(Collected data)

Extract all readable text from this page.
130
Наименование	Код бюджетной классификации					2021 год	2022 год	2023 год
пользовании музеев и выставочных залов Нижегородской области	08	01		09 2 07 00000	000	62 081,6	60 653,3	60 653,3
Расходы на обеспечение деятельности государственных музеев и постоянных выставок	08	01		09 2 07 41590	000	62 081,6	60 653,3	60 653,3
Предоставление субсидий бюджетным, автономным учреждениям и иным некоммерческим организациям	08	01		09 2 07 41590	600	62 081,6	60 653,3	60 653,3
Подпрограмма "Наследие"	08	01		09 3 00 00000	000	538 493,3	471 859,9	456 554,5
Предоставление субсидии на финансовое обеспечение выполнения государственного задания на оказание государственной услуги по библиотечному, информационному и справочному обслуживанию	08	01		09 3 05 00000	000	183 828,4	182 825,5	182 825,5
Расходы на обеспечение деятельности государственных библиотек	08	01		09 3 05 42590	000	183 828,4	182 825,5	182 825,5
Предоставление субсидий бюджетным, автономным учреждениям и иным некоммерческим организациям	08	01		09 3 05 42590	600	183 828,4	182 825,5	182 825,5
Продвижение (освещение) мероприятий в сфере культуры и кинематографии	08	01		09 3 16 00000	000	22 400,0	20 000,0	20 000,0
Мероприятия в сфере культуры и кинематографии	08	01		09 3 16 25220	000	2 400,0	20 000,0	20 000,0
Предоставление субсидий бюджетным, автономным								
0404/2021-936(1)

_What this task involves_
Repeat the material from above exactly, word for word.

_Solved exercise_
Extract all readable text from this page.
130
Наименование	Код бюджетной классификации					2021 год	2022 год	2023 год
пользовании музеев и выставочных залов Нижегородской области	08	01		09 2 07 00000	000	62 081,6	60 653,3	60 653,3
Расходы на обеспечение деятельности государственных музеев и постоянных выставок	08	01		09 2 07 41590	000	62 081,6	60 653,3	60 653,3
Предоставление субсидий бюджетным, автономным учреждениям и иным некоммерческим организациям	08	01		09 2 07 41590	600	62 081,6	60 653,3	60 653,3
Подпрограмма "Наследие"	08	01		09 3 00 00000	000	538 493,3	471 859,9	456 554,5
Предоставление субсидии на финансовое обеспечение выполнения государственного задания на оказание государственной услуги по библиотечному, информационному и справочному обслуживанию	08	01		09 3 05 00000	000	183 828,4	182 825,5	182 825,5
Расходы на обеспечение деятельности государственных библиотек	08	01		09 3 05 42590	000	183 828,4	182 825,5	182 825,5
Предоставление субсидий бюджетным, автономным учреждениям и иным некоммерческим организациям	08	01		09 3 05 42590	600	183 828,4	182 825,5	182 825,5
Продвижение (освещение) мероприятий в сфере культуры и кинематографии	08	01		09 3 16 00000	000	22 400,0	20 000,0	20 000,0
Мероприятия в сфере культуры и кинематографии	08	01		09 3 16 25220	000	2 400,0	20 000,0	20 000,0
Предоставление субсидий бюджетным, автономным								
0404/2021-936(1)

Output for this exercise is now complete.